■ EXERCISE: Please update the items from the start through the line containing "The reclined backrest 18B is at (467, 572).", both ends included, replacing "golf cart" with "utility cart" and leaving everything else unchanged. Omit the pictures from your answer.

■ DATA FOR THIS TASK:
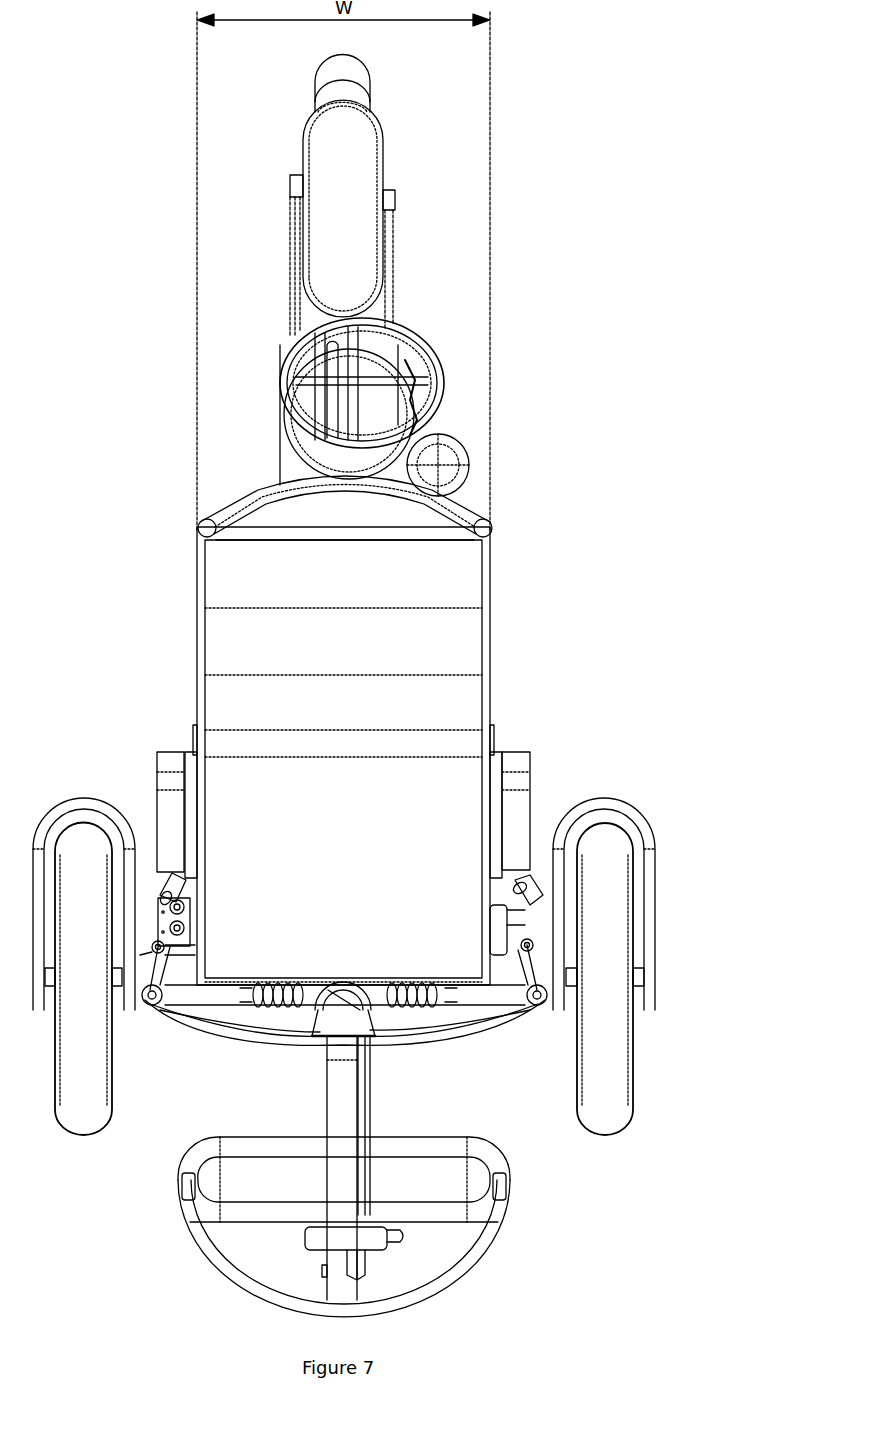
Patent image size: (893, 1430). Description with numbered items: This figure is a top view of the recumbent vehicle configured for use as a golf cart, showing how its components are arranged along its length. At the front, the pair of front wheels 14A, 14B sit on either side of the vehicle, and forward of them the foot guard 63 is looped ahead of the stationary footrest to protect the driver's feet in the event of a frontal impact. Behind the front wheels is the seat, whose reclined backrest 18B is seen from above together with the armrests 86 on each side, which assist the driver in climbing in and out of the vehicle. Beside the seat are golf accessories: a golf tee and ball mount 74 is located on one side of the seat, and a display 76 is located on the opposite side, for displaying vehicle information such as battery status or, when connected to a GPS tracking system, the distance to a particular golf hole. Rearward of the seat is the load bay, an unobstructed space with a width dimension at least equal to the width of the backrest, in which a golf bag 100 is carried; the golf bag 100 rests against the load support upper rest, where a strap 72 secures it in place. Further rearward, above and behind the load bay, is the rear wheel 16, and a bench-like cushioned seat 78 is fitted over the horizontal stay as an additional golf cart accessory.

The rear wheel 16 is at (367, 68).
The bench-like cushioned seat 78 is at (362, 173).
The golf bag 100 is at (305, 407).
The strap 72 is at (420, 466).
The reclined backrest 18B is at (467, 572).
The armrests 86 is at (170, 757).
The golf tee and ball mount 74 is at (172, 875).
The display 76 is at (505, 925).
The front wheel 14B is at (82, 1115).
The front wheel 14A is at (608, 1115).
The foot guard 63 is at (447, 1300).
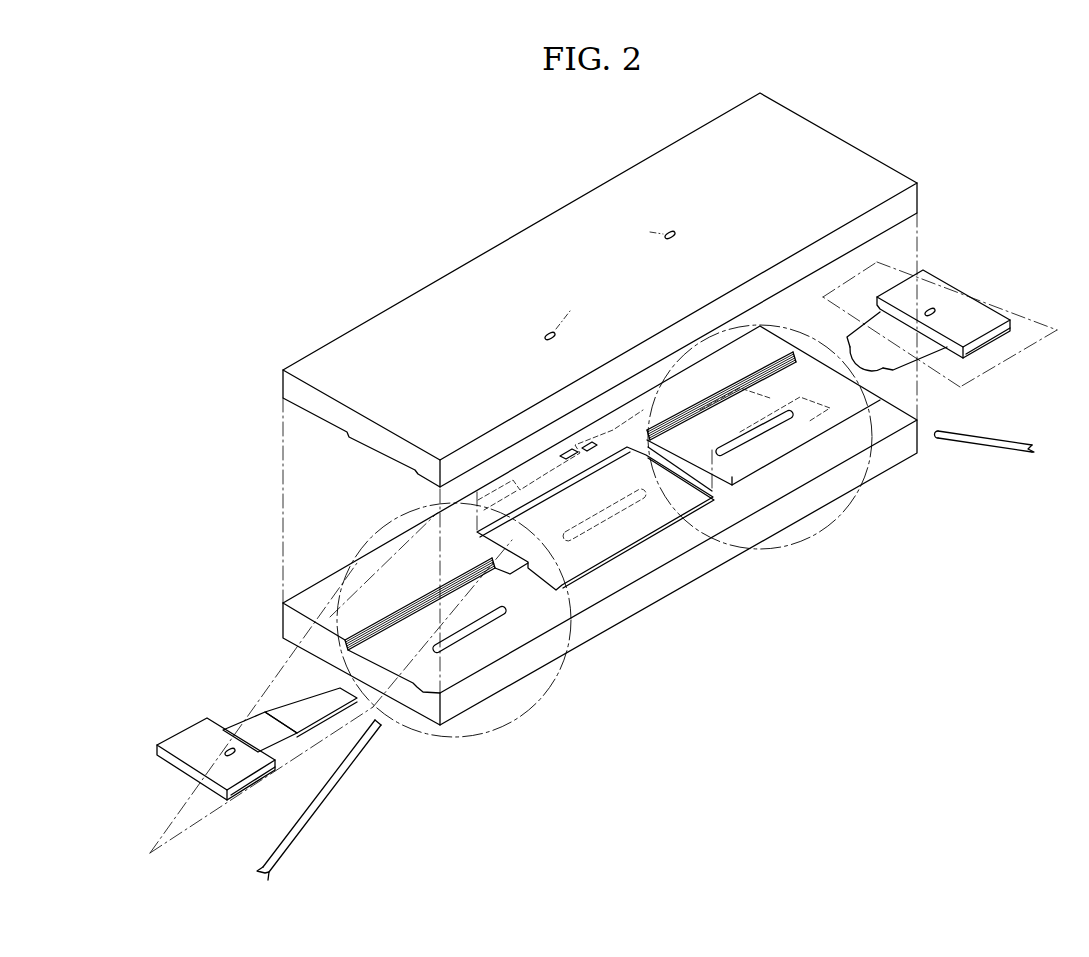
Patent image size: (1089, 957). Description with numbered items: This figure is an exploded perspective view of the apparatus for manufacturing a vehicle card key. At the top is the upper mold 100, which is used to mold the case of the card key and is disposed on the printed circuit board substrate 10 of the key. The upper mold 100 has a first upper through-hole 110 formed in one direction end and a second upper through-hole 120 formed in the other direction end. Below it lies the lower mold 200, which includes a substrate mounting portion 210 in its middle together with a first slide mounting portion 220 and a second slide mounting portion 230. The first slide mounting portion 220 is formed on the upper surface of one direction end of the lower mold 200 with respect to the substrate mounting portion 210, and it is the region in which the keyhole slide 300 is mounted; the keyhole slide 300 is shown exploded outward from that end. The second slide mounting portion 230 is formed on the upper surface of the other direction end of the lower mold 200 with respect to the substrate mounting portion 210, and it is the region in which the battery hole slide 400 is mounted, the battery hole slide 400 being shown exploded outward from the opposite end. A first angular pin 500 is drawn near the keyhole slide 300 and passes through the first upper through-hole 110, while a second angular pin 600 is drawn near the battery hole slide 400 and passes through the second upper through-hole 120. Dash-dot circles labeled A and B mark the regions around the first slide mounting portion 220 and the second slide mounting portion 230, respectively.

The printed circuit board substrate 10 is at (510, 463).
The upper mold 100 is at (435, 278).
The first upper through-hole 110 is at (549, 330).
The second upper through-hole 120 is at (667, 232).
The lower mold 200 is at (697, 592).
The substrate mounting portion 210 is at (612, 538).
The first slide mounting portion 220 is at (527, 608).
The second slide mounting portion 230 is at (753, 467).
The keyhole slide 300 is at (175, 725).
The battery hole slide 400 is at (948, 276).
The first angular pin 500 is at (335, 787).
The second angular pin 600 is at (985, 457).
The detail region A is at (505, 727).
The detail region B is at (863, 500).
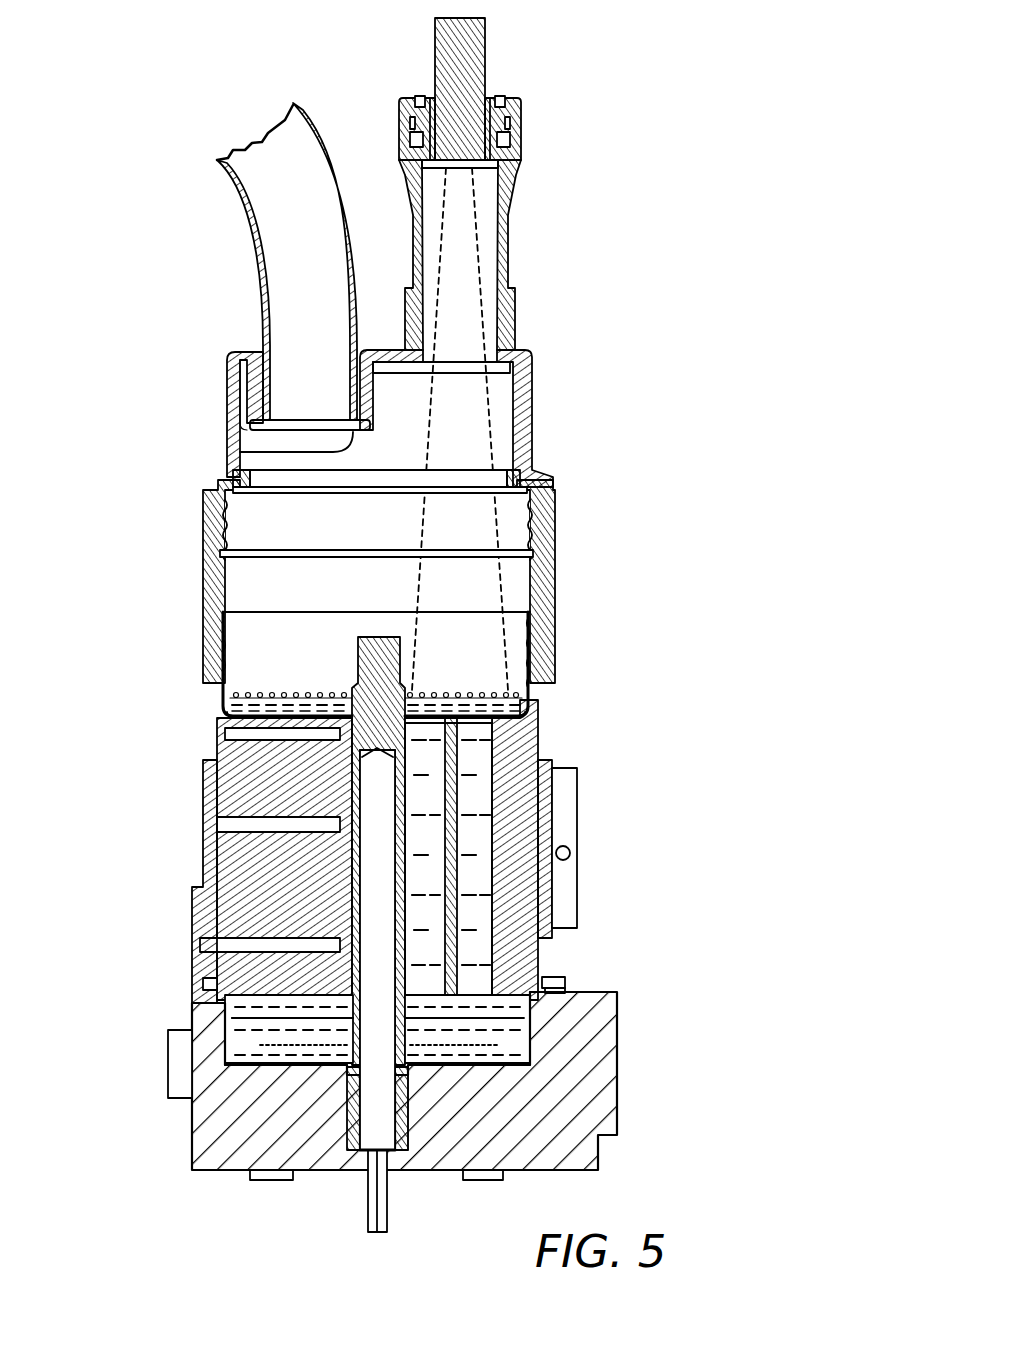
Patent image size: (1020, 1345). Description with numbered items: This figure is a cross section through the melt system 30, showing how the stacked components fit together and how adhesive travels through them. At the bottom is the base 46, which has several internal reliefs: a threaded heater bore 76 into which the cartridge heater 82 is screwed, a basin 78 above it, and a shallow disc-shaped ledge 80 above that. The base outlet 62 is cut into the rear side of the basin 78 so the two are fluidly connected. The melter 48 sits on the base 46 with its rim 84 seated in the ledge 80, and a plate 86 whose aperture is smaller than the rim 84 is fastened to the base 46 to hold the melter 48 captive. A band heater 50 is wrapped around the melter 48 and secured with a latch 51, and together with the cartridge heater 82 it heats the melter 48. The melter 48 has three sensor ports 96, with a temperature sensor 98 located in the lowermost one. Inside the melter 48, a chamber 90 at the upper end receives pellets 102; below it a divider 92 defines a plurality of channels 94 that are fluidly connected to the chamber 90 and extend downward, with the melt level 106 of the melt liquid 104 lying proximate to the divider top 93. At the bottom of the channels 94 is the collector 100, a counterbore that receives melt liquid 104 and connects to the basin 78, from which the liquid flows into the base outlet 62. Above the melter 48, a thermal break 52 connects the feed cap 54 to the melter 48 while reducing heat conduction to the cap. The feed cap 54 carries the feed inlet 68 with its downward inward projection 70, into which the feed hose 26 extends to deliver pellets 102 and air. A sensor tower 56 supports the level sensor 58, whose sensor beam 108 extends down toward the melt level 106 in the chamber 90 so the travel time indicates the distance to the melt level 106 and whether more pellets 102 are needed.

The feed hose 26 is at (250, 224).
The melt system 30 is at (672, 148).
The base 46 is at (188, 1112).
The melter 48 is at (214, 750).
The band heater 50 is at (238, 832).
The latch 51 is at (570, 852).
The thermal break 52 is at (203, 537).
The feed cap 54 is at (226, 350).
The sensor tower 56 is at (520, 190).
The level sensor 58 is at (487, 45).
The base outlet 62 is at (450, 1060).
The feed inlet 68 is at (262, 342).
The inward projection 70 is at (243, 420).
The heater bore 76 is at (365, 1152).
The basin 78 is at (245, 1075).
The ledge 80 is at (540, 553).
The cartridge heater 82 is at (252, 1040).
The rim 84 is at (600, 992).
The plate 86 is at (552, 977).
The chamber 90 is at (255, 633).
The divider 92 is at (505, 718).
The divider top 93 is at (225, 670).
The channels 94 is at (440, 815).
The sensor ports 96 is at (233, 737).
The temperature sensor 98 is at (215, 985).
The collector 100 is at (247, 1022).
The pellets 102 is at (472, 692).
The melt liquid 104 is at (494, 778).
The melt level 106 is at (250, 708).
The sensor beam 108 is at (495, 425).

■ RESPONSE TO THIS EXERCISE:
Patent image size: (893, 1430). Description with numbered items: This figure is a top view of the recumbent vehicle configured for use as a utility cart, showing how its components are arranged along its length. At the front, the pair of front wheels 14A, 14B sit on either side of the vehicle, and forward of them the foot guard 63 is looped ahead of the stationary footrest to protect the driver's feet in the event of a frontal impact. Behind the front wheels is the seat, whose reclined backrest 18B is seen from above together with the armrests 86 on each side, which assist the driver in climbing in and out of the vehicle. Beside the seat are golf accessories: a golf tee and ball mount 74 is located on one side of the seat, and a display 76 is located on the opposite side, for displaying vehicle information such as battery status or, when connected to a GPS tracking system, the distance to a particular golf hole. Rearward of the seat is the load bay, an unobstructed space with a width dimension at least equal to the width of the backrest, in which a golf bag 100 is carried; the golf bag 100 rests against the load support upper rest, where a strap 72 secures it in place. Further rearward, above and behind the load bay, is the rear wheel 16, and a bench-like cushioned seat 78 is fitted over the horizontal stay as an additional utility cart accessory.

The rear wheel 16 is at (367, 68).
The bench-like cushioned seat 78 is at (362, 173).
The golf bag 100 is at (305, 407).
The strap 72 is at (420, 466).
The reclined backrest 18B is at (467, 572).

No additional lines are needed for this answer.